### REQUIREMENT 1
In the records, start at the first line and stop after the line containing "- legend-swatch-petroleum: [343, 422, 353, 431]". Write those lines out again, replacing every "x-tick-label" with "x-axis-label" and leaving everything else unchanged.

### PASSAGE SHOWN
%%
The difference between a society that sanctifies life and one that worships death
Almost a hundred years ago, as the British Foreign Secretary Sir Edward Grey was staring out of the windows of the London Foreign Office on a hot summer’s day, he remarked “the lamps are going out all over Europe, we may not see them lit again in our lifetime.” The occasion was of course the eve of the First World War – Grey’s worrying prediction was to be proven unnervingly accurate.
Today there is no need for such terrible prophecies. In the maelstrom that is the modern Middle East, the lamps have already gone out. Spring has skipped two seasons and beckoned a dark and cold Winter that has lasted three years. Aggressive Iranian designs have left the beleaguered people of Lebanon and Syria stricken by bloodshed and continued strife, leading to one of the worst humanitarian disasters of our time. Radical Sunni extremists have poured into the deserts of Syria and Iraq to take advantage of the vacuum left by weak and discredited governments. ISIS’s declaration of a ‘Caliphate’ in Iraq has been celebrated with mass summary public executions. ISIS also poses the single greatest threat to the heroic Kurdish people who have long deserved an independent sovereign territory of their own. As Douglas Murray of the Spectator has put it, it is as if the collective Islamic world has declared a ’30 Years War’ on itself.
%%
### EXTRACTED INFORMATION
%%
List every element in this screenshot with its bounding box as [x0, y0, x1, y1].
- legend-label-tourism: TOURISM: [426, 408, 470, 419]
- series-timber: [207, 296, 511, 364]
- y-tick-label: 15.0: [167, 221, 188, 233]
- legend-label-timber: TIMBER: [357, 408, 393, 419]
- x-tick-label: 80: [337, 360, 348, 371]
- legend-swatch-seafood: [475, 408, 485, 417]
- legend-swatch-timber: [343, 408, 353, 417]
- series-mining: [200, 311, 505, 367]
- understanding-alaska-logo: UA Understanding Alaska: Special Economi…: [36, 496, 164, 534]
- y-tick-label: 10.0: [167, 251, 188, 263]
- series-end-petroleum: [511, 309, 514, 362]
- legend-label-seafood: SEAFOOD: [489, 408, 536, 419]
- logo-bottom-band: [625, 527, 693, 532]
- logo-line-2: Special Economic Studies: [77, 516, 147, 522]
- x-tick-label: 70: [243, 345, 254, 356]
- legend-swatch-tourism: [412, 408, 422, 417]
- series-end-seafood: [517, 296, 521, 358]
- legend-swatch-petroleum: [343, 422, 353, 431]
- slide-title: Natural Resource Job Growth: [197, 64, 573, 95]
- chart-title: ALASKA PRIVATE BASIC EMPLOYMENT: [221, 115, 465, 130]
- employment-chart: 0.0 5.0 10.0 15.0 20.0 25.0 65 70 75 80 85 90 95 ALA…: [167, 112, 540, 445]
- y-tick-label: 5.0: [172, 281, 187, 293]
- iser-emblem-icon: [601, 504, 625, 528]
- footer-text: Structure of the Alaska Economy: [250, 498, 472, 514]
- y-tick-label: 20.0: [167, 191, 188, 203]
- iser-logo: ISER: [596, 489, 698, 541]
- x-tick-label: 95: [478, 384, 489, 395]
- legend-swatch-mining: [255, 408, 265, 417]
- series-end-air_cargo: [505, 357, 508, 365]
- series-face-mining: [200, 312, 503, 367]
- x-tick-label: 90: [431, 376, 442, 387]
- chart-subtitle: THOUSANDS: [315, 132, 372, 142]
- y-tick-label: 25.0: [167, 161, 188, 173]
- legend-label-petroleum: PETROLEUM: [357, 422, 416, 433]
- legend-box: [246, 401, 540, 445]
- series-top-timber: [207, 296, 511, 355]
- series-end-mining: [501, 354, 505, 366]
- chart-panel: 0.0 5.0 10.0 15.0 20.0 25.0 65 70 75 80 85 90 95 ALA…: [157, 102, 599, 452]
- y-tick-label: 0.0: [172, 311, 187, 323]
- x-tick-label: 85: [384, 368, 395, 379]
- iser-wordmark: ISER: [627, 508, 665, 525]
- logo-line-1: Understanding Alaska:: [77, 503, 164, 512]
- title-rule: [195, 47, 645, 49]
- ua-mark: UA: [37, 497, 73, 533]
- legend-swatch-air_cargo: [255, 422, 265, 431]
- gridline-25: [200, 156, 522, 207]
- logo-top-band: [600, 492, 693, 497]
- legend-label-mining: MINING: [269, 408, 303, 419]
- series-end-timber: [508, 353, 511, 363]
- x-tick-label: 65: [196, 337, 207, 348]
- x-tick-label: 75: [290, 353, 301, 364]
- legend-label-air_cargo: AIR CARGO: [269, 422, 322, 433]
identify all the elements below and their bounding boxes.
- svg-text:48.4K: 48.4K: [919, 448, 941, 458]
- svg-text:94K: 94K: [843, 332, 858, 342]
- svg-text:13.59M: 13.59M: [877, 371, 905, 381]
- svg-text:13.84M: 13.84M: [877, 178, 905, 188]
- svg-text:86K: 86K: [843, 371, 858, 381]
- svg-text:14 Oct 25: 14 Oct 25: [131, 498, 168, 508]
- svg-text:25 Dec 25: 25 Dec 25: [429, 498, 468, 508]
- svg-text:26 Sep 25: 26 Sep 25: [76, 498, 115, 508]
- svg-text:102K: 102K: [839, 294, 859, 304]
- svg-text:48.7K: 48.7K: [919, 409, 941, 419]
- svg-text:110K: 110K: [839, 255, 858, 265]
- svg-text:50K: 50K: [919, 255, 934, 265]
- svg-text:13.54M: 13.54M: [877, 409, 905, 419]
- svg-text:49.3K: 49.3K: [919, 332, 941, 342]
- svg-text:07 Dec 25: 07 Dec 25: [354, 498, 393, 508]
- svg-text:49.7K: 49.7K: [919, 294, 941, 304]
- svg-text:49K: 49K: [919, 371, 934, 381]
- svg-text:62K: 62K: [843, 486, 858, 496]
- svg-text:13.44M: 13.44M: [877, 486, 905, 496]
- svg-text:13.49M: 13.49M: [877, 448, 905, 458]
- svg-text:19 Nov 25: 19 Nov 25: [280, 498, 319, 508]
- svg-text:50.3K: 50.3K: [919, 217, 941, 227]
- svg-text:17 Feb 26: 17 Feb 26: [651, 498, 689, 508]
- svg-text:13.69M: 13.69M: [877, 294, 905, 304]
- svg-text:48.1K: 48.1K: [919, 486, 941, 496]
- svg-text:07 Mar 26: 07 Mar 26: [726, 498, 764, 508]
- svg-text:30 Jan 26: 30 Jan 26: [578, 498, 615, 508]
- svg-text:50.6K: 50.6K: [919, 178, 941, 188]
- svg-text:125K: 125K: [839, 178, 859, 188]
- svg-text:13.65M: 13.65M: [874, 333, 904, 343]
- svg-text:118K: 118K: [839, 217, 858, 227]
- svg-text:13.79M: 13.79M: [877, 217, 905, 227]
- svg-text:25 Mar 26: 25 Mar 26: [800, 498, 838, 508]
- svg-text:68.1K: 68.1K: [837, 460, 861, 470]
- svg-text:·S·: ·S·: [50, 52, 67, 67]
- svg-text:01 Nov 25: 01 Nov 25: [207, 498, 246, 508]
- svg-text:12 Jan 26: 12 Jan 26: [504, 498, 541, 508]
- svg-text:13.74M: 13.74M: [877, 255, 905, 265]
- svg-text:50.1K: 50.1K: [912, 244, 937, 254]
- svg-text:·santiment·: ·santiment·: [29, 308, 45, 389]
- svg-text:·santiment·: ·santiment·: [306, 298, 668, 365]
%%
### REQUIREMENT 2
From the piece on the Middle East, reproduce word for word the stretch that begins at the words "The difference between" and ends after "proven unnervingly accurate.".

### CORRECT RESULT 1
List every element in this screenshot with its bounding box as [x0, y0, x1, y1].
- legend-label-tourism: TOURISM: [426, 408, 470, 419]
- series-timber: [207, 296, 511, 364]
- y-tick-label: 15.0: [167, 221, 188, 233]
- legend-label-timber: TIMBER: [357, 408, 393, 419]
- x-axis-label: 80: [337, 360, 348, 371]
- legend-swatch-seafood: [475, 408, 485, 417]
- legend-swatch-timber: [343, 408, 353, 417]
- series-mining: [200, 311, 505, 367]
- understanding-alaska-logo: UA Understanding Alaska: Special Economi…: [36, 496, 164, 534]
- y-tick-label: 10.0: [167, 251, 188, 263]
- series-end-petroleum: [511, 309, 514, 362]
- legend-label-seafood: SEAFOOD: [489, 408, 536, 419]
- logo-bottom-band: [625, 527, 693, 532]
- logo-line-2: Special Economic Studies: [77, 516, 147, 522]
- x-axis-label: 70: [243, 345, 254, 356]
- legend-swatch-tourism: [412, 408, 422, 417]
- series-end-seafood: [517, 296, 521, 358]
- legend-swatch-petroleum: [343, 422, 353, 431]

### CORRECT RESULT 2
The difference between a society that sanctifies life and one that worships death
Almost a hundred years ago, as the British Foreign Secretary Sir Edward Grey was staring out of the windows of the London Foreign Office on a hot summer’s day, he remarked “the lamps are going out all over Europe, we may not see them lit again in our lifetime.” The occasion was of course the eve of the First World War – Grey’s worrying prediction was to be proven unnervingly accurate.